What number of lines contain the word "Violine"? Reply with the number and nothing else.
--- start of ITEMS ---
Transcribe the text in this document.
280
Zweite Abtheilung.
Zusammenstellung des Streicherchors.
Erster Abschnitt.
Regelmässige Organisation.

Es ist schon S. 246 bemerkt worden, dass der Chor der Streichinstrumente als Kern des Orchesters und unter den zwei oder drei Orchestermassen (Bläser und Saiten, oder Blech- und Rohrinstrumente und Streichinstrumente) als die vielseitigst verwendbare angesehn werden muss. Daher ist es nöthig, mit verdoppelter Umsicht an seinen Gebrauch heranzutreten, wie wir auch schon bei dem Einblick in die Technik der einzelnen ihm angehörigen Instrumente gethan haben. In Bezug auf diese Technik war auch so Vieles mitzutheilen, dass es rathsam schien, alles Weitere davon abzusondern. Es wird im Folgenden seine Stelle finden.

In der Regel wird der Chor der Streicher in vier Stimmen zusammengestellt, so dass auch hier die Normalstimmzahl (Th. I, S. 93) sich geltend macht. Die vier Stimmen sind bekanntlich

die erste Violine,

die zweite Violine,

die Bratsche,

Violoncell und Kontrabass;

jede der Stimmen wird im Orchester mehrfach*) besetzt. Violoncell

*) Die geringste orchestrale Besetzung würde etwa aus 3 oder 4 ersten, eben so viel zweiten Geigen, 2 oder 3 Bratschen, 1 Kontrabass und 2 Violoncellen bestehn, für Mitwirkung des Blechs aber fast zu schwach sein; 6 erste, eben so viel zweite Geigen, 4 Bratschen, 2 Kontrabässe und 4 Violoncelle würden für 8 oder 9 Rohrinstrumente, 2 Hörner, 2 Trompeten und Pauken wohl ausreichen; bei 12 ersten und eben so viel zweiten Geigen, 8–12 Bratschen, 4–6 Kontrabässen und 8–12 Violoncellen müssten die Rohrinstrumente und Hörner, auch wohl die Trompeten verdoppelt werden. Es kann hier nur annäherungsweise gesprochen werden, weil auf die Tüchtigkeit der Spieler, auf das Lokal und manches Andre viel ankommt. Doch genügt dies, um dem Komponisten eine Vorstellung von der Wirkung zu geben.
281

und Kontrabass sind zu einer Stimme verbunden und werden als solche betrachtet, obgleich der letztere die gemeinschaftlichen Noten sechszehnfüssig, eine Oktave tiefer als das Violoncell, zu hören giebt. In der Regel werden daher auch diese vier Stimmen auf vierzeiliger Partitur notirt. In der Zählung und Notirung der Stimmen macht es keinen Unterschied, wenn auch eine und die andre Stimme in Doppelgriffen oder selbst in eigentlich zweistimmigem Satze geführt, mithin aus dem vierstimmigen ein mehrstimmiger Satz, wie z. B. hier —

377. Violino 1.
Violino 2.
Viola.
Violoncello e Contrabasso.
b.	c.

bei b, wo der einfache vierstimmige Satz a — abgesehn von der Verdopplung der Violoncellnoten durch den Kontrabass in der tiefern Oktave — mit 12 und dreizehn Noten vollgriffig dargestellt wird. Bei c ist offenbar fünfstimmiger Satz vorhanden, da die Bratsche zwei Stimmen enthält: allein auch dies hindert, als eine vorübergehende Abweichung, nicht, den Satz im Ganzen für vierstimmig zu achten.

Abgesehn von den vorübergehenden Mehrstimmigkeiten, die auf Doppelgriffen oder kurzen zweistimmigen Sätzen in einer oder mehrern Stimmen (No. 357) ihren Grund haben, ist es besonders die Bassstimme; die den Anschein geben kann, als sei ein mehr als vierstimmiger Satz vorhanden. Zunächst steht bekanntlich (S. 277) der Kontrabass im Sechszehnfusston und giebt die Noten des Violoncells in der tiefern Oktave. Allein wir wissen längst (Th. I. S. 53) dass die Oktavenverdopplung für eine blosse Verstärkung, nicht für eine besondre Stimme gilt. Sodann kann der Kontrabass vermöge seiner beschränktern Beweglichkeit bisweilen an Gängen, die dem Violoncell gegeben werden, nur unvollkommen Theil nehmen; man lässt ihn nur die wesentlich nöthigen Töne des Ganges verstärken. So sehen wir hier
--- end of ITEMS ---
■ WORKED SOLUTION ■
2